Problem statement: Transcribe the records below in full; pictures stay out of the copy.

BEGIN Working data

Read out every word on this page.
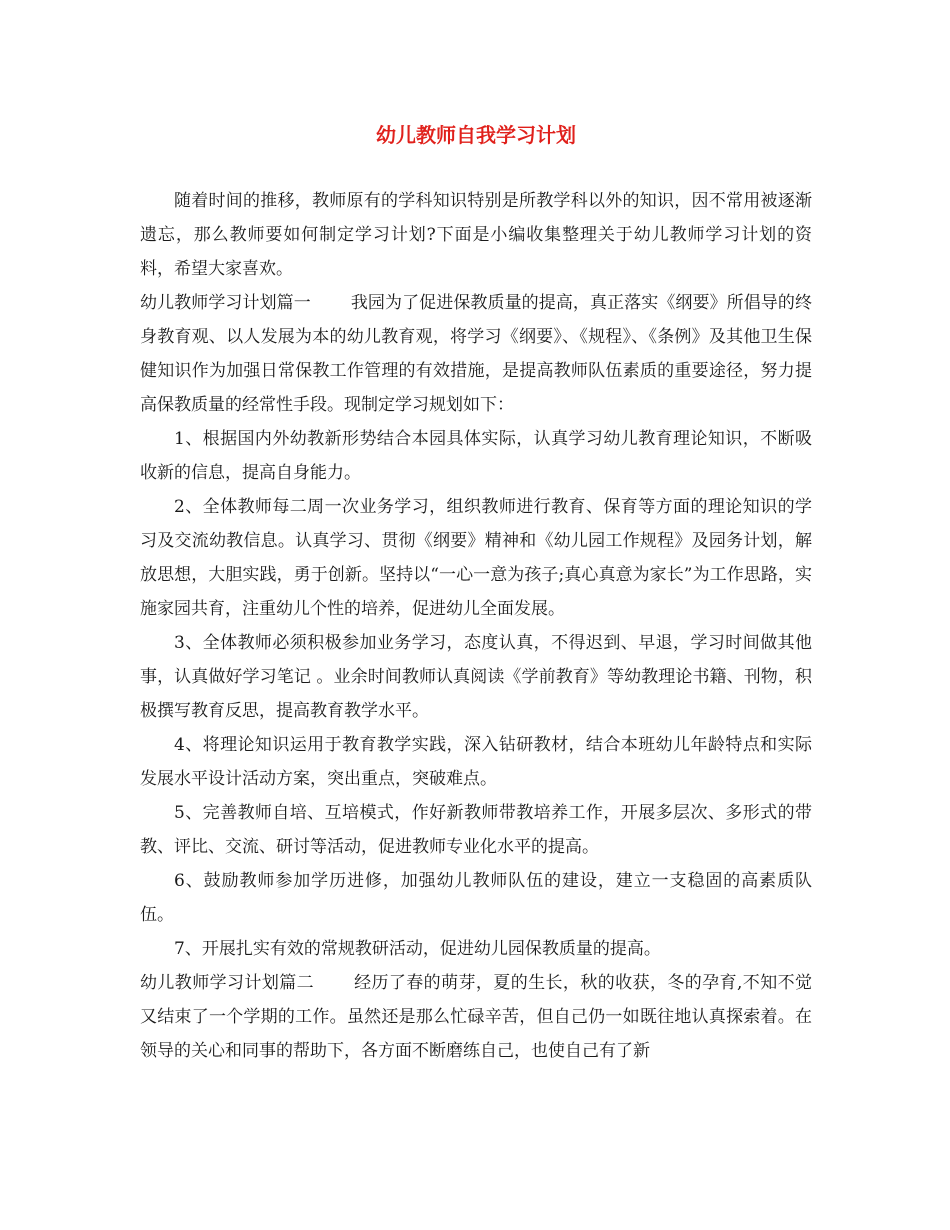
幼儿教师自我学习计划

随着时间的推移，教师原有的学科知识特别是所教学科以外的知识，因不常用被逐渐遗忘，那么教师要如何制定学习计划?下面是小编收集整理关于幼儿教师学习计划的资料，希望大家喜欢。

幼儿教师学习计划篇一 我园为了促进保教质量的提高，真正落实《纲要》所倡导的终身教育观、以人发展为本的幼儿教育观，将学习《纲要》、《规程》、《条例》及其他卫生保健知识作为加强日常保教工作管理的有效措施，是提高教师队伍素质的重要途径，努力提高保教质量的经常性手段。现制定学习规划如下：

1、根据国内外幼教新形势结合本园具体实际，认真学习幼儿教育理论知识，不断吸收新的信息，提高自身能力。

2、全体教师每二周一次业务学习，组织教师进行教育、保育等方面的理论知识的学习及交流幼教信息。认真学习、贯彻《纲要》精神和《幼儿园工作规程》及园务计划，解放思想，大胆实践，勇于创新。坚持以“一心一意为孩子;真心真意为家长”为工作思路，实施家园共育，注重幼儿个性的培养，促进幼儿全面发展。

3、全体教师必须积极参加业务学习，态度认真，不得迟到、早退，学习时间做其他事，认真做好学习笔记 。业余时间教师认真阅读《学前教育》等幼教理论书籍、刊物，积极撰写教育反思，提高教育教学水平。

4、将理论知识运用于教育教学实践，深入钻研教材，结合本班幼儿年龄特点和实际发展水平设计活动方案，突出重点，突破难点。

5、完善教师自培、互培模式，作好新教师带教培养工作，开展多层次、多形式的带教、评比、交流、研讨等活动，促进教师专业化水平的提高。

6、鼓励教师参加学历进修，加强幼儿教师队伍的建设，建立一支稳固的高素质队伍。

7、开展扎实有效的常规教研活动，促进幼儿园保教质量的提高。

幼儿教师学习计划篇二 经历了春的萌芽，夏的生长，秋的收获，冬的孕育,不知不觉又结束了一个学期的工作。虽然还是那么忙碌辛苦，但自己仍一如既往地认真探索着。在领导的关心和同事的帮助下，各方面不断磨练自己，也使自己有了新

END Working data

Response to this exercise:
Read out every word on this page.
幼儿教师自我学习计划

随着时间的推移，教师原有的学科知识特别是所教学科以外的知识，因不常用被逐渐遗忘，那么教师要如何制定学习计划?下面是小编收集整理关于幼儿教师学习计划的资料，希望大家喜欢。

幼儿教师学习计划篇一 我园为了促进保教质量的提高，真正落实《纲要》所倡导的终身教育观、以人发展为本的幼儿教育观，将学习《纲要》、《规程》、《条例》及其他卫生保健知识作为加强日常保教工作管理的有效措施，是提高教师队伍素质的重要途径，努力提高保教质量的经常性手段。现制定学习规划如下：

1、根据国内外幼教新形势结合本园具体实际，认真学习幼儿教育理论知识，不断吸收新的信息，提高自身能力。

2、全体教师每二周一次业务学习，组织教师进行教育、保育等方面的理论知识的学习及交流幼教信息。认真学习、贯彻《纲要》精神和《幼儿园工作规程》及园务计划，解放思想，大胆实践，勇于创新。坚持以“一心一意为孩子;真心真意为家长”为工作思路，实施家园共育，注重幼儿个性的培养，促进幼儿全面发展。

3、全体教师必须积极参加业务学习，态度认真，不得迟到、早退，学习时间做其他事，认真做好学习笔记 。业余时间教师认真阅读《学前教育》等幼教理论书籍、刊物，积极撰写教育反思，提高教育教学水平。

4、将理论知识运用于教育教学实践，深入钻研教材，结合本班幼儿年龄特点和实际发展水平设计活动方案，突出重点，突破难点。

5、完善教师自培、互培模式，作好新教师带教培养工作，开展多层次、多形式的带教、评比、交流、研讨等活动，促进教师专业化水平的提高。

6、鼓励教师参加学历进修，加强幼儿教师队伍的建设，建立一支稳固的高素质队伍。

7、开展扎实有效的常规教研活动，促进幼儿园保教质量的提高。

幼儿教师学习计划篇二 经历了春的萌芽，夏的生长，秋的收获，冬的孕育,不知不觉又结束了一个学期的工作。虽然还是那么忙碌辛苦，但自己仍一如既往地认真探索着。在领导的关心和同事的帮助下，各方面不断磨练自己，也使自己有了新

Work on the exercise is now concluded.